##### DATASET RECORDS #####

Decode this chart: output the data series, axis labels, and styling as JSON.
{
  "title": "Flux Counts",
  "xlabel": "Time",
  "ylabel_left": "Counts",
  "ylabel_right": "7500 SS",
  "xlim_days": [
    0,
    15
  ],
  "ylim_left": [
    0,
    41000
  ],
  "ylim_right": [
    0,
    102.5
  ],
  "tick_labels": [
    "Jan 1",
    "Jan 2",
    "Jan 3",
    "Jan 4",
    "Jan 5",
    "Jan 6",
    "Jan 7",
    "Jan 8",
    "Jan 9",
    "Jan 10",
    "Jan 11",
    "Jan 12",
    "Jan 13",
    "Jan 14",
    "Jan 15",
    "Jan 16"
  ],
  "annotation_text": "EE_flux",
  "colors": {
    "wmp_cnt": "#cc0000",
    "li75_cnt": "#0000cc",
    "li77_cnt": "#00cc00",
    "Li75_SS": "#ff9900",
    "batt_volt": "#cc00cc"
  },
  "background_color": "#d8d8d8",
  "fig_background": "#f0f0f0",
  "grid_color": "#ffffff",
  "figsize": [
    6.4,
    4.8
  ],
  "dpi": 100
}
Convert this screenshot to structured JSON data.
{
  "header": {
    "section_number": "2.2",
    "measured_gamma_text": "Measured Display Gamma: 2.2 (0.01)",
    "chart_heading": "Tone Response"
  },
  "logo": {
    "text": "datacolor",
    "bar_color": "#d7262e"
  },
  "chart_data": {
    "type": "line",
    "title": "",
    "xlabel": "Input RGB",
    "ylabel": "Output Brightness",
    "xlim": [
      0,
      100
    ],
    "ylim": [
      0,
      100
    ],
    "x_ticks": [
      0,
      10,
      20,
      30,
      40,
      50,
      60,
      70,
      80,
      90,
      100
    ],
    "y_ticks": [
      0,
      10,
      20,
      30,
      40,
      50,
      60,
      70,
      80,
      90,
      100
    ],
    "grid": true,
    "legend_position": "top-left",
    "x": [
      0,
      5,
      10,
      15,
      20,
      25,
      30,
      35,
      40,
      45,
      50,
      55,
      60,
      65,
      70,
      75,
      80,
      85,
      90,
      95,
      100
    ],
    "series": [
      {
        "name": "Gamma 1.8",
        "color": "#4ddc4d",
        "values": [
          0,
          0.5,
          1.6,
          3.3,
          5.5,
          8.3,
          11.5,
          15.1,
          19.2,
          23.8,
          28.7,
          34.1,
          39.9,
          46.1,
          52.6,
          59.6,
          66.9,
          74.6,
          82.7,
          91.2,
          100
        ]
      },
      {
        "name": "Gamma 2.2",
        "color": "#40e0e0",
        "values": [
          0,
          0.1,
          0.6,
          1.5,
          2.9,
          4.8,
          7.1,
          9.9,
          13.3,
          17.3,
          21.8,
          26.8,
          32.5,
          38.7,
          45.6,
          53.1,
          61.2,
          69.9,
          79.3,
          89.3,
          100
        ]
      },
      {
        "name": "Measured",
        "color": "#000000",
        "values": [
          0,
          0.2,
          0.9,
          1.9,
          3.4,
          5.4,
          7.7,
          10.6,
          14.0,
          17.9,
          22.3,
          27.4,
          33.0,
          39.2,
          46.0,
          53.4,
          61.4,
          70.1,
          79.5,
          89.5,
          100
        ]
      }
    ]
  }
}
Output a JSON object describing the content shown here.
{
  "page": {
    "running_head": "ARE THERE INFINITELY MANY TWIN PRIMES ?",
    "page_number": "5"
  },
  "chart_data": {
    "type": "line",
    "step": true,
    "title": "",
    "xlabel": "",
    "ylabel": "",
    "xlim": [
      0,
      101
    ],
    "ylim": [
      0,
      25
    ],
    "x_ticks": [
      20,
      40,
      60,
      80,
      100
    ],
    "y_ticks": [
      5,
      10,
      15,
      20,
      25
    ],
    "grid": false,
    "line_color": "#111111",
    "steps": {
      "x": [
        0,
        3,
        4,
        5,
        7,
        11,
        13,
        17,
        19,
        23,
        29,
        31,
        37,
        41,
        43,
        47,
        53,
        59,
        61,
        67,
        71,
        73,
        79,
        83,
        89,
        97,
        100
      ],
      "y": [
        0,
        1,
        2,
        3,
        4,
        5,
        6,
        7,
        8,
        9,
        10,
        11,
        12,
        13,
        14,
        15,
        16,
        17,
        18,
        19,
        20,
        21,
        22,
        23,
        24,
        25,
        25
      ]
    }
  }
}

#####

▶ **STATED GOAL**
Scan the entries above for the word "this" and collect each line holding it.

▶ **FULL SOLUTION**
Decode this chart: output the data series, axis labels, and styling as JSON.
Convert this screenshot to structured JSON data.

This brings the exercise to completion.